* **任务说明 A**:
依据关于Hadoop基础的阅读文本，判断下列陈述是否与之相符：(i) HDFS每个块的默认大小为128MB；(ii) DataNode定期向NameNode发送心跳信息；(iii) HDFS支持多用户并发写相同文件。逐项回答“是”或“否”，并原文引用起决定作用的语句。

======== 阅读文本

Hadoop基础总结

一、Hadoop是什么？

　　Hadoop是开源的分布式存储和分布式计算平台

二、Hadoop包含两个核心组成：

　　1、HDFS: 分布式文件系统，存储海量数据

　　　　a、基本概念

　　　　　　-块(block）

　　　　　　　　HDFS的文件被分成块进行存储，每个块的默认大小64MB

　　　　　　　　　块是文件存储处理的逻辑单元

　　　　　　-NameNode

　　　　　　　　　管理节点，存放文件元数据，包括：

　　　　　　　　　　（1）文件与数据块的映射表

　　　　　　　　　　（2）数据块与数据节点的映射表

　　　　　　-DataNode

　　　　　　　　　是HDFS的工作节点，存放数据块

Hadoop基础总结

　　　　b、数据管理策略

　　　　　　11、数据块副本

　　　　　　　　　每个数据块三个副本，分布在两个机架内的三个节点，以防数据故障丢失

Hadoop基础总结

　　　　　　22、心跳检测：

　　　　　　　　DataNode定期向NameNode发送心跳信息

Hadoop基础总结

　　　　　　33、二级NameNode（Secondary NameNode）

　　　　　　　　　二级NameNode定期同步元数据映像文件和修改日志，NameNode发生故障时，备胎转正

Hadoop基础总结

　　　　　　44、HDFS文件读取的流程

　　　　　　55、HDFS写入文件的流程

Hadoop基础总结

　　　　　　66、HDFS的特点

　　　　　　　　　数据冗余，硬件容错

　　　　　　　　　流式的数据访问，一次写入多次读取，一旦写入无法修改，要修改只有删除重写

　　　　　　　　　存储大文件，小文件NameNode压力会很大

　　　　　　77、适用性和局限性

　　　　　　　　　适合数据批量读写，吞吐量高

　　　　　　　　　不适合交互式应用，低延迟很难满足

　　　　　　　　　适合一次写入多次读取，顺序读写

　　　　　　　　　不支持多用户并发写相同文件

　　2、Mapreduce：并行处理框架，实现任务分解和调度

　　　　a、Mapreduce的原理

　　　　　　分而治之，一个大任务分成多个小的子任务（map)，由多个节点并行执行后，合并结果（reduce）

　　　　b、Mapreduce的运行流程

　　　　　　11、基本概念

　　　　　　　　- Job & Task

　　　　　　　　　job → Task(maptask, reducetask)

================
======== 记录摘录

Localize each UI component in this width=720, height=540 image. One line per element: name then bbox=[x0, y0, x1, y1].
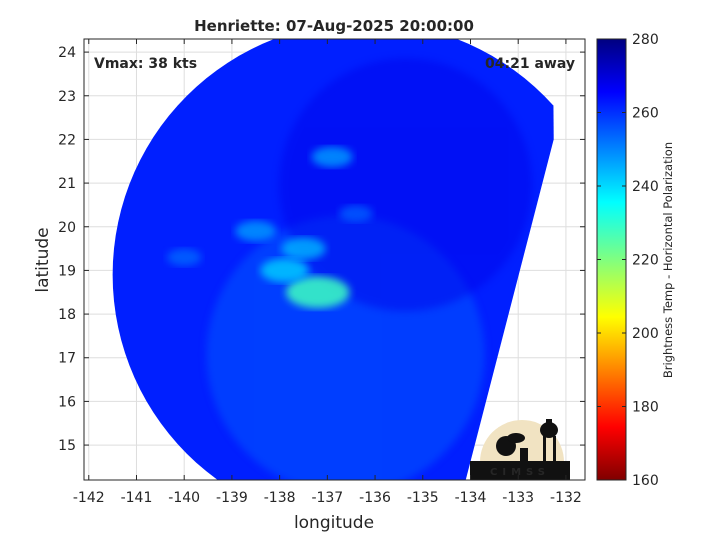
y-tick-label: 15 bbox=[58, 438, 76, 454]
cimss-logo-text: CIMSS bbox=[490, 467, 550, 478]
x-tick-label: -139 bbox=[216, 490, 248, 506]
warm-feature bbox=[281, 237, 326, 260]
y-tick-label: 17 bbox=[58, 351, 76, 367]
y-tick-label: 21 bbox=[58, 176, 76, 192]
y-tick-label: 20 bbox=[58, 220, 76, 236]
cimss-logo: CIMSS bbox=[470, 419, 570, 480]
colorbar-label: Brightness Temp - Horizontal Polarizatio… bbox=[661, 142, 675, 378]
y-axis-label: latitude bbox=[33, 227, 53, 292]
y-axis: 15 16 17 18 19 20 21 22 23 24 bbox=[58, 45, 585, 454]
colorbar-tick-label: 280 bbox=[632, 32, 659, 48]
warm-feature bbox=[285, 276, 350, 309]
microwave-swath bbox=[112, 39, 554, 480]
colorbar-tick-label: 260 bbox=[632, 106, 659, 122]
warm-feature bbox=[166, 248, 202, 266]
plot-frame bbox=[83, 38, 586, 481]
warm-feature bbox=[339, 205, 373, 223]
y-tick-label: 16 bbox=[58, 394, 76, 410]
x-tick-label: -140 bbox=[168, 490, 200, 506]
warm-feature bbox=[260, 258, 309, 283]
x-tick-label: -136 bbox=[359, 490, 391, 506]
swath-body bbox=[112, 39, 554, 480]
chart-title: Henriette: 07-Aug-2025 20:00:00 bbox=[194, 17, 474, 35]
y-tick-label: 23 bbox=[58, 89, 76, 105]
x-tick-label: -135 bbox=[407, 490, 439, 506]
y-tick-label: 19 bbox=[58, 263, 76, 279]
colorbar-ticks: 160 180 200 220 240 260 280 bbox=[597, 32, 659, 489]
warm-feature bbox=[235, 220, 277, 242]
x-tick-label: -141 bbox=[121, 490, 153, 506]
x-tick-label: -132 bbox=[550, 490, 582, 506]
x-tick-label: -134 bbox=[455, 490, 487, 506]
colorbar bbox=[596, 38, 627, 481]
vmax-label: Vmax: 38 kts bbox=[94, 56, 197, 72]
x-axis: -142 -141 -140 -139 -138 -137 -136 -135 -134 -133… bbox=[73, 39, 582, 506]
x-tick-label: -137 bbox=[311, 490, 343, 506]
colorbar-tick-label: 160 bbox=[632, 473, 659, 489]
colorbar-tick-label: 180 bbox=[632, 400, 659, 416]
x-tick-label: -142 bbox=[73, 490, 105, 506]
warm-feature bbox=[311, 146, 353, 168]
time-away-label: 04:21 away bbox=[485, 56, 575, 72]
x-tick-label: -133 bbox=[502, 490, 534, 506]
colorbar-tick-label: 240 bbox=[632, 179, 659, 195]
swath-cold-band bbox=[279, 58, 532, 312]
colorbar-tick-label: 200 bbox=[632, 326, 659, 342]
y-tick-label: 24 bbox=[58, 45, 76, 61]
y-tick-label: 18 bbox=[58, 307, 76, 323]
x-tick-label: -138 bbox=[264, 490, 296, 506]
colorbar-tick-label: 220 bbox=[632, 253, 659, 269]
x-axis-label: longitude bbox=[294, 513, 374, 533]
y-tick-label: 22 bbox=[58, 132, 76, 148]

================
======== 记录摘录

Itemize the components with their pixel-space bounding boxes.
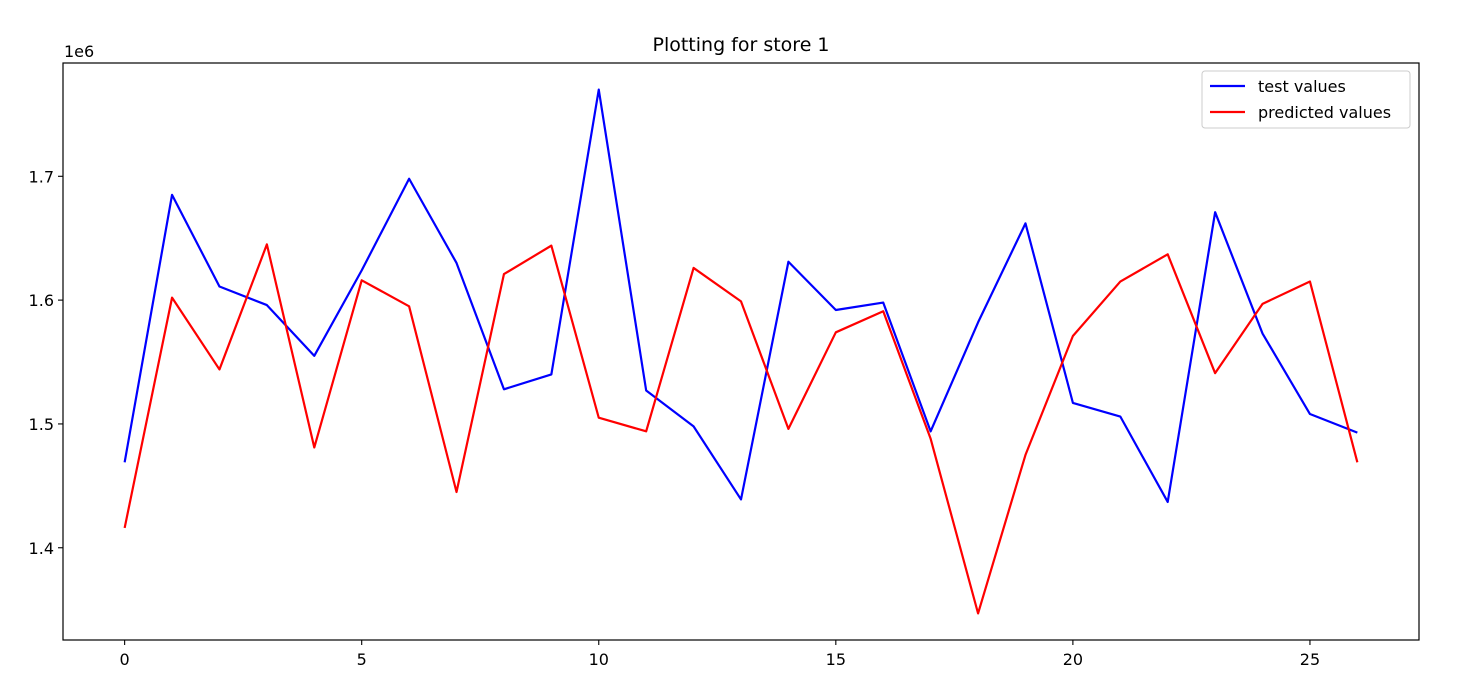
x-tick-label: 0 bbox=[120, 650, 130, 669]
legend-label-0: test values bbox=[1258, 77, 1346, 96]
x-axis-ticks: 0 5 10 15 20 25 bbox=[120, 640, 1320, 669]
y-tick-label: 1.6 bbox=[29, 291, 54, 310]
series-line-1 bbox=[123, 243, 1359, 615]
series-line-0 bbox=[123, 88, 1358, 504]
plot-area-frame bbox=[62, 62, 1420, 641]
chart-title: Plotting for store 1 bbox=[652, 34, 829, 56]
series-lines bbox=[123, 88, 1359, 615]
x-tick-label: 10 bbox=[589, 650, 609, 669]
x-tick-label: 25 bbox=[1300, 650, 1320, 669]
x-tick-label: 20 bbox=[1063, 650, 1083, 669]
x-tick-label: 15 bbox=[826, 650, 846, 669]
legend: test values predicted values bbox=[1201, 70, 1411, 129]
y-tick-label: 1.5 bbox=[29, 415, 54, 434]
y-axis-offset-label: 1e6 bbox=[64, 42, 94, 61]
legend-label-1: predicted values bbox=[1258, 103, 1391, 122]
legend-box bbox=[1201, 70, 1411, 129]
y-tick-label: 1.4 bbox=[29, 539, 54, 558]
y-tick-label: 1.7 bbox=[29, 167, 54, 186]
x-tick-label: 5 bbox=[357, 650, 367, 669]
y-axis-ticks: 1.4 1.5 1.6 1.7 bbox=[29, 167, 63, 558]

================

* **任务说明 B**:
请照录记录中从含有“y-tick-label: 15 bbox=[58, 438, 76, 454]”的一行起、至含有“warm-feature bbox=[285, 276, 350, 309]”的一行止的各行，首尾两行均包括在内。

* **参考答案 A**:
(i) 否：“HDFS的文件被分成块进行存储，每个块的默认大小64MB”
(ii) 是：“DataNode定期向NameNode发送心跳信息”
(iii) 否：“不支持多用户并发写相同文件”

* **参考答案 B**:
y-tick-label: 15 bbox=[58, 438, 76, 454]
cimss-logo-text: CIMSS bbox=[490, 467, 550, 478]
x-tick-label: -139 bbox=[216, 490, 248, 506]
warm-feature bbox=[281, 237, 326, 260]
y-tick-label: 17 bbox=[58, 351, 76, 367]
y-tick-label: 21 bbox=[58, 176, 76, 192]
y-tick-label: 20 bbox=[58, 220, 76, 236]
cimss-logo: CIMSS bbox=[470, 419, 570, 480]
colorbar-label: Brightness Temp - Horizontal Polarizatio… bbox=[661, 142, 675, 378]
y-axis-label: latitude bbox=[33, 227, 53, 292]
y-axis: 15 16 17 18 19 20 21 22 23 24 bbox=[58, 45, 585, 454]
colorbar-tick-label: 280 bbox=[632, 32, 659, 48]
warm-feature bbox=[285, 276, 350, 309]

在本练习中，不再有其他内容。